**Given instruction**:
Duplicate every one of the lines below word for word, omitting the pictures from your answer.

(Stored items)
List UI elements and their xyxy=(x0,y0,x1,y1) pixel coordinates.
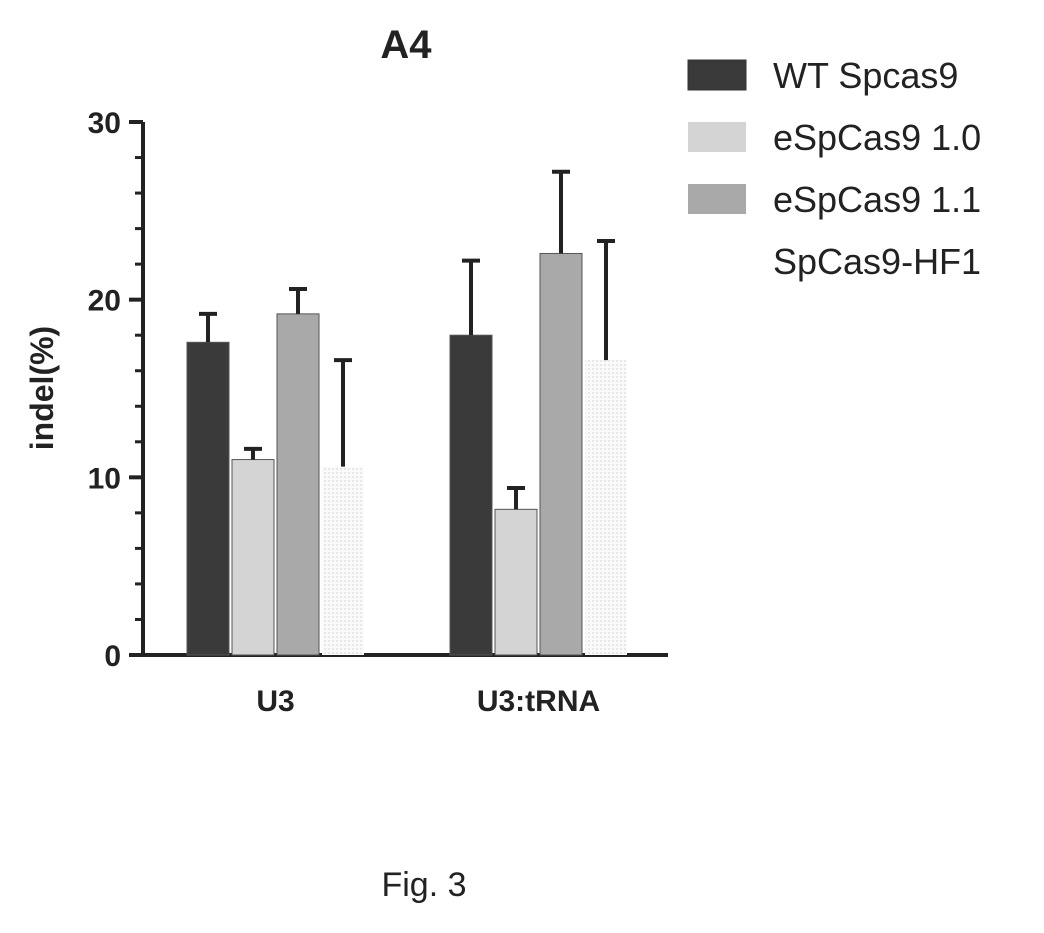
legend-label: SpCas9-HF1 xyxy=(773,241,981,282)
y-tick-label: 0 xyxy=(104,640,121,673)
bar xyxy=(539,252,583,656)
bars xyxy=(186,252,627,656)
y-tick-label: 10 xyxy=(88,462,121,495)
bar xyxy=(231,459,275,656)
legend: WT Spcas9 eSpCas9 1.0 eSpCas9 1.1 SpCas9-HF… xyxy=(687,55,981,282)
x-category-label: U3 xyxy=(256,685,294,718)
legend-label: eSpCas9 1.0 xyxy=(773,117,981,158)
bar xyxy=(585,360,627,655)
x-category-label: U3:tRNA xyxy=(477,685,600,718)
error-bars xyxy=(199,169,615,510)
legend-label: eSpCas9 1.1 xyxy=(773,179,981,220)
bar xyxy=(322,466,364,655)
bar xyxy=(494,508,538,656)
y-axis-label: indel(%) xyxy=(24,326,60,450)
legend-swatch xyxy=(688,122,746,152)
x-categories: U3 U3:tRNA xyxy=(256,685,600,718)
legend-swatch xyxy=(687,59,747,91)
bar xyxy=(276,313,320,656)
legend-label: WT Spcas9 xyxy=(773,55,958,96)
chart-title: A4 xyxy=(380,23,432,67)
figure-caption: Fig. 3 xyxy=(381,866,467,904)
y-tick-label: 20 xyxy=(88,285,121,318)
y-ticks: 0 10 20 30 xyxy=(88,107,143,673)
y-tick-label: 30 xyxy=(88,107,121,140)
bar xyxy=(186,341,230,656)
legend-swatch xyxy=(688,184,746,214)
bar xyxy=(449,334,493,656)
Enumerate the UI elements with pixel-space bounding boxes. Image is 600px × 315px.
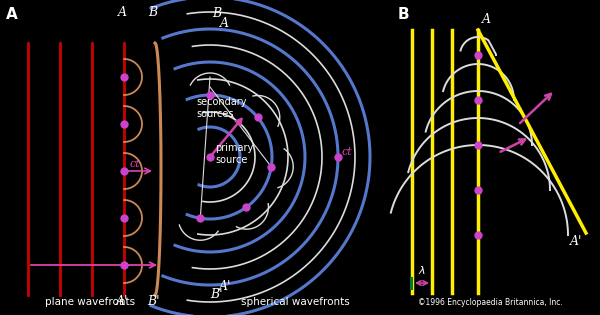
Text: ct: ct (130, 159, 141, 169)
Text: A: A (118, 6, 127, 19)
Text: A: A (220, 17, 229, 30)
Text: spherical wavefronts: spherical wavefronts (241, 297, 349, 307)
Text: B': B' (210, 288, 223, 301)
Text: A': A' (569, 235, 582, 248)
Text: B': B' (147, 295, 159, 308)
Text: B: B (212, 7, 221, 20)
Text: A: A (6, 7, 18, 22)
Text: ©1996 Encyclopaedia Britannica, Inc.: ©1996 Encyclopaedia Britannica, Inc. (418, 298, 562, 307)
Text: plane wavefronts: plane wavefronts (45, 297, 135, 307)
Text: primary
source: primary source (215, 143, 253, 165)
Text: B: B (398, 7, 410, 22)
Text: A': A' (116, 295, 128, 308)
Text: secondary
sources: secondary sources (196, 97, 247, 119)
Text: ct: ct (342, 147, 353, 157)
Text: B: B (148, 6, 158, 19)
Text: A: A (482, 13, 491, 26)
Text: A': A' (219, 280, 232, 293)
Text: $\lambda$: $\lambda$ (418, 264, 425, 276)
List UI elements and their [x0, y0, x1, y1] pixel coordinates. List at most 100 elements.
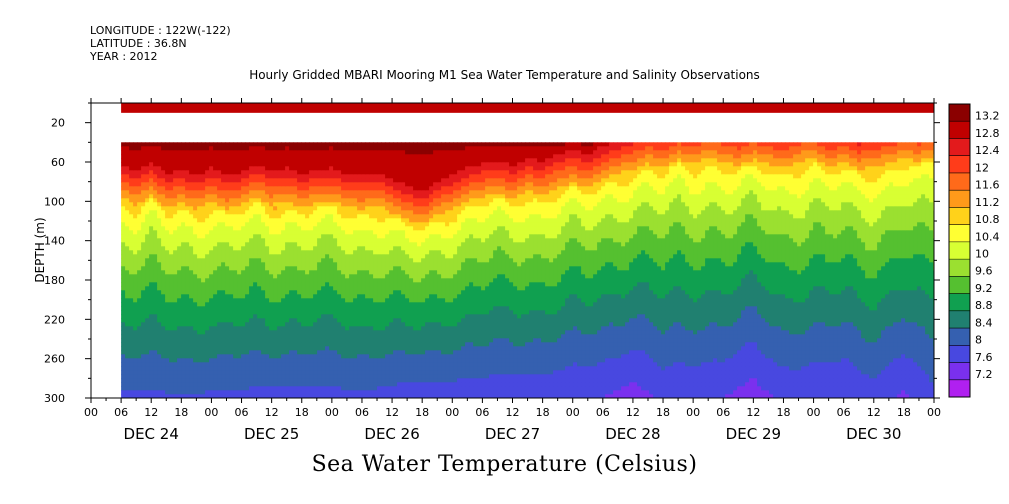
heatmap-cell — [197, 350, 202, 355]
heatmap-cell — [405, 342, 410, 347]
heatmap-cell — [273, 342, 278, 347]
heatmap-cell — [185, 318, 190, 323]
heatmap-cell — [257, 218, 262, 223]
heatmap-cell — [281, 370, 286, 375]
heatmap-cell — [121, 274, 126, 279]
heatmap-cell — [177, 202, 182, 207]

**Result of the task**:
List UI elements and their xyxy=(x0,y0,x1,y1) pixel coordinates.
legend-label: SpCas9-HF1 xyxy=(773,241,981,282)
y-tick-label: 0 xyxy=(104,640,121,673)
bar xyxy=(539,252,583,656)
bars xyxy=(186,252,627,656)
y-tick-label: 10 xyxy=(88,462,121,495)
bar xyxy=(231,459,275,656)
legend: WT Spcas9 eSpCas9 1.0 eSpCas9 1.1 SpCas9-HF… xyxy=(687,55,981,282)
x-category-label: U3 xyxy=(256,685,294,718)
legend-label: eSpCas9 1.0 xyxy=(773,117,981,158)
bar xyxy=(585,360,627,655)
x-category-label: U3:tRNA xyxy=(477,685,600,718)
error-bars xyxy=(199,169,615,510)
legend-label: eSpCas9 1.1 xyxy=(773,179,981,220)
bar xyxy=(322,466,364,655)
bar xyxy=(494,508,538,656)
y-axis-label: indel(%) xyxy=(24,326,60,450)
legend-swatch xyxy=(688,122,746,152)
x-categories: U3 U3:tRNA xyxy=(256,685,600,718)
legend-swatch xyxy=(687,59,747,91)
bar xyxy=(276,313,320,656)
legend-label: WT Spcas9 xyxy=(773,55,958,96)
chart-title: A4 xyxy=(380,23,432,67)
figure-caption: Fig. 3 xyxy=(381,866,467,904)
y-tick-label: 20 xyxy=(88,285,121,318)
y-ticks: 0 10 20 30 xyxy=(88,107,143,673)
y-tick-label: 30 xyxy=(88,107,121,140)
bar xyxy=(186,341,230,656)
legend-swatch xyxy=(688,184,746,214)
bar xyxy=(449,334,493,656)
Enumerate the UI elements with pixel-space bounding boxes. Image is 600px × 315px.
Text: ct: ct (130, 159, 141, 169)
Text: A: A (118, 6, 127, 19)
Text: A: A (220, 17, 229, 30)
Text: spherical wavefronts: spherical wavefronts (241, 297, 349, 307)
Text: B': B' (210, 288, 223, 301)
Text: A': A' (569, 235, 582, 248)
Text: B': B' (147, 295, 159, 308)
Text: B: B (212, 7, 221, 20)
Text: A: A (6, 7, 18, 22)
Text: ©1996 Encyclopaedia Britannica, Inc.: ©1996 Encyclopaedia Britannica, Inc. (418, 298, 562, 307)
Text: plane wavefronts: plane wavefronts (45, 297, 135, 307)
Text: primary
source: primary source (215, 143, 253, 165)
Text: B: B (398, 7, 410, 22)
Text: A': A' (116, 295, 128, 308)
Text: secondary
sources: secondary sources (196, 97, 247, 119)
Text: ct: ct (342, 147, 353, 157)
Text: B: B (148, 6, 158, 19)
Text: A: A (482, 13, 491, 26)
Text: A': A' (219, 280, 232, 293)
Text: $\lambda$: $\lambda$ (418, 264, 425, 276)
List UI elements and their [x0, y0, x1, y1] pixel coordinates. List at most 100 elements.
heatmap-cell — [197, 350, 202, 355]
heatmap-cell — [405, 342, 410, 347]
heatmap-cell — [273, 342, 278, 347]
heatmap-cell — [185, 318, 190, 323]
heatmap-cell — [257, 218, 262, 223]
heatmap-cell — [281, 370, 286, 375]
heatmap-cell — [121, 274, 126, 279]
heatmap-cell — [177, 202, 182, 207]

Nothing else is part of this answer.